To be done
Your task is to extract every entry that follows word for word while excluding the pictures.

Items from a figure collection:
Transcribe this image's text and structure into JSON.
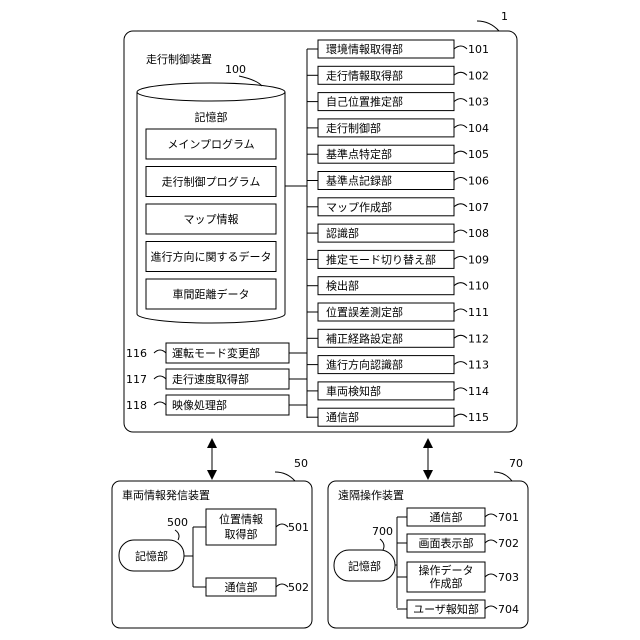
{
  "main_device": {
    "ref": "1",
    "title": "走行制御装置",
    "storage": {
      "ref": "100",
      "label": "記憶部",
      "items": [
        "メインプログラム",
        "走行制御プログラム",
        "マップ情報",
        "進行方向に関するデータ",
        "車間距離データ"
      ]
    },
    "units_right": [
      {
        "label": "環境情報取得部",
        "ref": "101"
      },
      {
        "label": "走行情報取得部",
        "ref": "102"
      },
      {
        "label": "自己位置推定部",
        "ref": "103"
      },
      {
        "label": "走行制御部",
        "ref": "104"
      },
      {
        "label": "基準点特定部",
        "ref": "105"
      },
      {
        "label": "基準点記録部",
        "ref": "106"
      },
      {
        "label": "マップ作成部",
        "ref": "107"
      },
      {
        "label": "認識部",
        "ref": "108"
      },
      {
        "label": "推定モード切り替え部",
        "ref": "109"
      },
      {
        "label": "検出部",
        "ref": "110"
      },
      {
        "label": "位置誤差測定部",
        "ref": "111"
      },
      {
        "label": "補正経路設定部",
        "ref": "112"
      },
      {
        "label": "進行方向認識部",
        "ref": "113"
      },
      {
        "label": "車両検知部",
        "ref": "114"
      },
      {
        "label": "通信部",
        "ref": "115"
      }
    ],
    "units_left": [
      {
        "label": "運転モード変更部",
        "ref": "116"
      },
      {
        "label": "走行速度取得部",
        "ref": "117"
      },
      {
        "label": "映像処理部",
        "ref": "118"
      }
    ]
  },
  "vehicle_info_device": {
    "ref": "50",
    "title": "車両情報発信装置",
    "storage": {
      "label": "記憶部",
      "ref": "500"
    },
    "units": [
      {
        "label_lines": [
          "位置情報",
          "取得部"
        ],
        "ref": "501"
      },
      {
        "label_lines": [
          "通信部"
        ],
        "ref": "502"
      }
    ]
  },
  "remote_device": {
    "ref": "70",
    "title": "遠隔操作装置",
    "storage": {
      "label": "記憶部",
      "ref": "700"
    },
    "units": [
      {
        "label_lines": [
          "通信部"
        ],
        "ref": "701"
      },
      {
        "label_lines": [
          "画面表示部"
        ],
        "ref": "702"
      },
      {
        "label_lines": [
          "操作データ",
          "作成部"
        ],
        "ref": "703"
      },
      {
        "label_lines": [
          "ユーザ報知部"
        ],
        "ref": "704"
      }
    ]
  }
}
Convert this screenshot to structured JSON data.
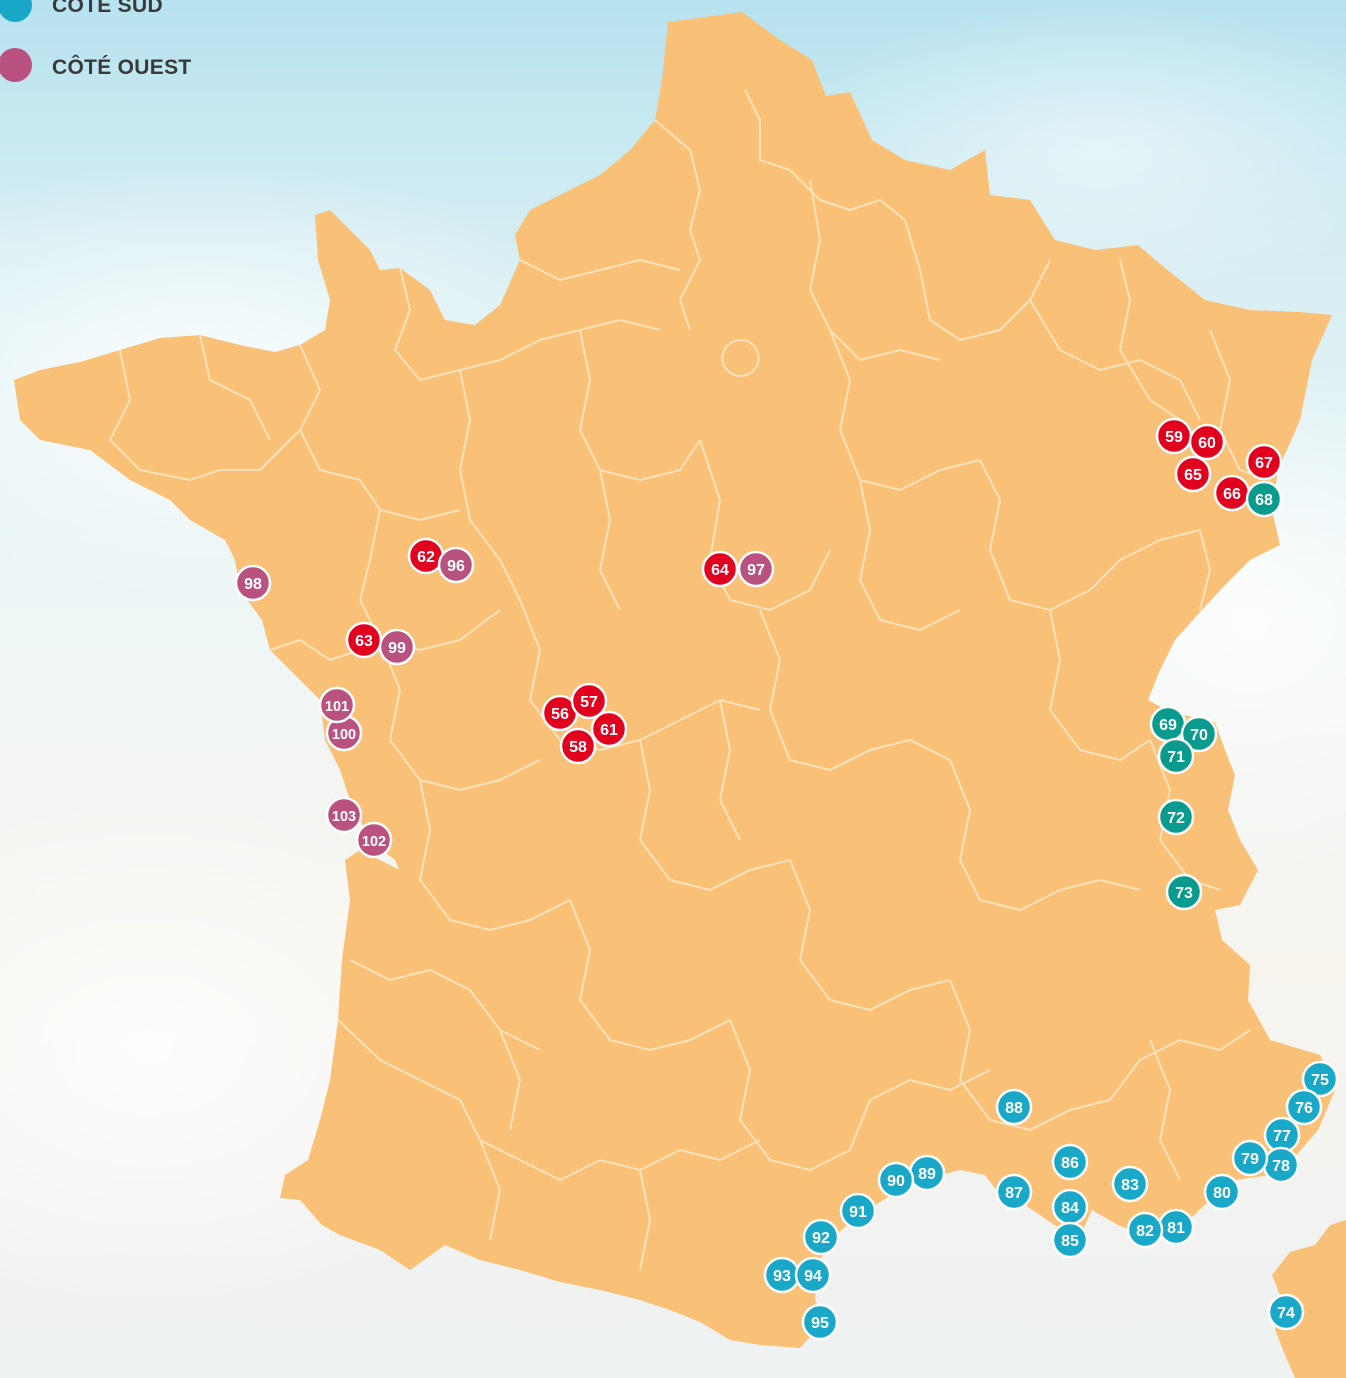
{
  "legend": [
    {
      "label": "CÔTÉ SUD",
      "color": "#1aa8c8"
    },
    {
      "label": "CÔTÉ OUEST",
      "color": "#b9527f"
    }
  ],
  "map": {
    "land_color": "#f9c177",
    "border_color": "#fbe1b8",
    "marker_text_color": "#ffffff"
  },
  "categories": {
    "center": {
      "color": "#e1001e"
    },
    "alps": {
      "color": "#0a9a8e"
    },
    "south": {
      "color": "#1aa8c8"
    },
    "west": {
      "color": "#b9527f"
    }
  },
  "markers": [
    {
      "label": "56",
      "cat": "center"
    },
    {
      "label": "57",
      "cat": "center"
    },
    {
      "label": "58",
      "cat": "center"
    },
    {
      "label": "59",
      "cat": "center"
    },
    {
      "label": "60",
      "cat": "center"
    },
    {
      "label": "61",
      "cat": "center"
    },
    {
      "label": "62",
      "cat": "center"
    },
    {
      "label": "63",
      "cat": "center"
    },
    {
      "label": "64",
      "cat": "center"
    },
    {
      "label": "65",
      "cat": "center"
    },
    {
      "label": "66",
      "cat": "center"
    },
    {
      "label": "67",
      "cat": "center"
    },
    {
      "label": "68",
      "cat": "alps"
    },
    {
      "label": "69",
      "cat": "alps"
    },
    {
      "label": "70",
      "cat": "alps"
    },
    {
      "label": "71",
      "cat": "alps"
    },
    {
      "label": "72",
      "cat": "alps"
    },
    {
      "label": "73",
      "cat": "alps"
    },
    {
      "label": "74",
      "cat": "south"
    },
    {
      "label": "75",
      "cat": "south"
    },
    {
      "label": "76",
      "cat": "south"
    },
    {
      "label": "77",
      "cat": "south"
    },
    {
      "label": "78",
      "cat": "south"
    },
    {
      "label": "79",
      "cat": "south"
    },
    {
      "label": "80",
      "cat": "south"
    },
    {
      "label": "81",
      "cat": "south"
    },
    {
      "label": "82",
      "cat": "south"
    },
    {
      "label": "83",
      "cat": "south"
    },
    {
      "label": "84",
      "cat": "south"
    },
    {
      "label": "85",
      "cat": "south"
    },
    {
      "label": "86",
      "cat": "south"
    },
    {
      "label": "87",
      "cat": "south"
    },
    {
      "label": "88",
      "cat": "south"
    },
    {
      "label": "89",
      "cat": "south"
    },
    {
      "label": "90",
      "cat": "south"
    },
    {
      "label": "91",
      "cat": "south"
    },
    {
      "label": "92",
      "cat": "south"
    },
    {
      "label": "93",
      "cat": "south"
    },
    {
      "label": "94",
      "cat": "south"
    },
    {
      "label": "95",
      "cat": "south"
    },
    {
      "label": "96",
      "cat": "west"
    },
    {
      "label": "97",
      "cat": "west"
    },
    {
      "label": "98",
      "cat": "west"
    },
    {
      "label": "99",
      "cat": "west"
    },
    {
      "label": "100",
      "cat": "west"
    },
    {
      "label": "101",
      "cat": "west"
    },
    {
      "label": "102",
      "cat": "west"
    },
    {
      "label": "103",
      "cat": "west"
    }
  ]
}
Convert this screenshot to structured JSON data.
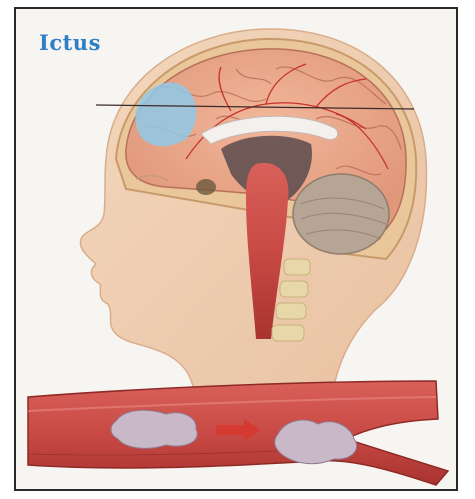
{
  "title": "Ictus",
  "icons": {
    "head": "head-cross-section-illustration",
    "vessel": "artery-clot-illustration",
    "arrow": "right-arrow-icon"
  },
  "colors": {
    "title": "#2f7fc6",
    "ischemic_area": "#8fc9e8",
    "artery": "#c94a45",
    "clot": "#c9b8c8",
    "skin": "#f0cdb0"
  }
}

Solution
Transcribe this image's text and structure into JSON.
{
  "main_device": {
    "ref": "1",
    "title": "走行制御装置",
    "storage": {
      "ref": "100",
      "label": "記憶部",
      "items": [
        "メインプログラム",
        "走行制御プログラム",
        "マップ情報",
        "進行方向に関するデータ",
        "車間距離データ"
      ]
    },
    "units_right": [
      {
        "label": "環境情報取得部",
        "ref": "101"
      },
      {
        "label": "走行情報取得部",
        "ref": "102"
      },
      {
        "label": "自己位置推定部",
        "ref": "103"
      },
      {
        "label": "走行制御部",
        "ref": "104"
      },
      {
        "label": "基準点特定部",
        "ref": "105"
      },
      {
        "label": "基準点記録部",
        "ref": "106"
      },
      {
        "label": "マップ作成部",
        "ref": "107"
      },
      {
        "label": "認識部",
        "ref": "108"
      },
      {
        "label": "推定モード切り替え部",
        "ref": "109"
      },
      {
        "label": "検出部",
        "ref": "110"
      },
      {
        "label": "位置誤差測定部",
        "ref": "111"
      },
      {
        "label": "補正経路設定部",
        "ref": "112"
      },
      {
        "label": "進行方向認識部",
        "ref": "113"
      },
      {
        "label": "車両検知部",
        "ref": "114"
      },
      {
        "label": "通信部",
        "ref": "115"
      }
    ],
    "units_left": [
      {
        "label": "運転モード変更部",
        "ref": "116"
      },
      {
        "label": "走行速度取得部",
        "ref": "117"
      },
      {
        "label": "映像処理部",
        "ref": "118"
      }
    ]
  },
  "vehicle_info_device": {
    "ref": "50",
    "title": "車両情報発信装置",
    "storage": {
      "label": "記憶部",
      "ref": "500"
    },
    "units": [
      {
        "label_lines": [
          "位置情報",
          "取得部"
        ],
        "ref": "501"
      },
      {
        "label_lines": [
          "通信部"
        ],
        "ref": "502"
      }
    ]
  },
  "remote_device": {
    "ref": "70",
    "title": "遠隔操作装置",
    "storage": {
      "label": "記憶部",
      "ref": "700"
    },
    "units": [
      {
        "label_lines": [
          "通信部"
        ],
        "ref": "701"
      },
      {
        "label_lines": [
          "画面表示部"
        ],
        "ref": "702"
      },
      {
        "label_lines": [
          "操作データ",
          "作成部"
        ],
        "ref": "703"
      },
      {
        "label_lines": [
          "ユーザ報知部"
        ],
        "ref": "704"
      }
    ]
  }
}
Convert this screenshot to structured JSON data.
{
  "legend": [
    {
      "label": "CÔTÉ SUD",
      "color": "#1aa8c8"
    },
    {
      "label": "CÔTÉ OUEST",
      "color": "#b9527f"
    }
  ],
  "map": {
    "land_color": "#f9c177",
    "border_color": "#fbe1b8",
    "marker_text_color": "#ffffff"
  },
  "categories": {
    "center": {
      "color": "#e1001e"
    },
    "alps": {
      "color": "#0a9a8e"
    },
    "south": {
      "color": "#1aa8c8"
    },
    "west": {
      "color": "#b9527f"
    }
  },
  "markers": [
    {
      "label": "56",
      "cat": "center"
    },
    {
      "label": "57",
      "cat": "center"
    },
    {
      "label": "58",
      "cat": "center"
    },
    {
      "label": "59",
      "cat": "center"
    },
    {
      "label": "60",
      "cat": "center"
    },
    {
      "label": "61",
      "cat": "center"
    },
    {
      "label": "62",
      "cat": "center"
    },
    {
      "label": "63",
      "cat": "center"
    },
    {
      "label": "64",
      "cat": "center"
    },
    {
      "label": "65",
      "cat": "center"
    },
    {
      "label": "66",
      "cat": "center"
    },
    {
      "label": "67",
      "cat": "center"
    },
    {
      "label": "68",
      "cat": "alps"
    },
    {
      "label": "69",
      "cat": "alps"
    },
    {
      "label": "70",
      "cat": "alps"
    },
    {
      "label": "71",
      "cat": "alps"
    },
    {
      "label": "72",
      "cat": "alps"
    },
    {
      "label": "73",
      "cat": "alps"
    },
    {
      "label": "74",
      "cat": "south"
    },
    {
      "label": "75",
      "cat": "south"
    },
    {
      "label": "76",
      "cat": "south"
    },
    {
      "label": "77",
      "cat": "south"
    },
    {
      "label": "78",
      "cat": "south"
    },
    {
      "label": "79",
      "cat": "south"
    },
    {
      "label": "80",
      "cat": "south"
    },
    {
      "label": "81",
      "cat": "south"
    },
    {
      "label": "82",
      "cat": "south"
    },
    {
      "label": "83",
      "cat": "south"
    },
    {
      "label": "84",
      "cat": "south"
    },
    {
      "label": "85",
      "cat": "south"
    },
    {
      "label": "86",
      "cat": "south"
    },
    {
      "label": "87",
      "cat": "south"
    },
    {
      "label": "88",
      "cat": "south"
    },
    {
      "label": "89",
      "cat": "south"
    },
    {
      "label": "90",
      "cat": "south"
    },
    {
      "label": "91",
      "cat": "south"
    },
    {
      "label": "92",
      "cat": "south"
    },
    {
      "label": "93",
      "cat": "south"
    },
    {
      "label": "94",
      "cat": "south"
    },
    {
      "label": "95",
      "cat": "south"
    },
    {
      "label": "96",
      "cat": "west"
    },
    {
      "label": "97",
      "cat": "west"
    },
    {
      "label": "98",
      "cat": "west"
    },
    {
      "label": "99",
      "cat": "west"
    },
    {
      "label": "100",
      "cat": "west"
    },
    {
      "label": "101",
      "cat": "west"
    },
    {
      "label": "102",
      "cat": "west"
    },
    {
      "label": "103",
      "cat": "west"
    }
  ]
}
Convert this screenshot to structured JSON data.
{
  "title": "Ictus",
  "icons": {
    "head": "head-cross-section-illustration",
    "vessel": "artery-clot-illustration",
    "arrow": "right-arrow-icon"
  },
  "colors": {
    "title": "#2f7fc6",
    "ischemic_area": "#8fc9e8",
    "artery": "#c94a45",
    "clot": "#c9b8c8",
    "skin": "#f0cdb0"
  }
}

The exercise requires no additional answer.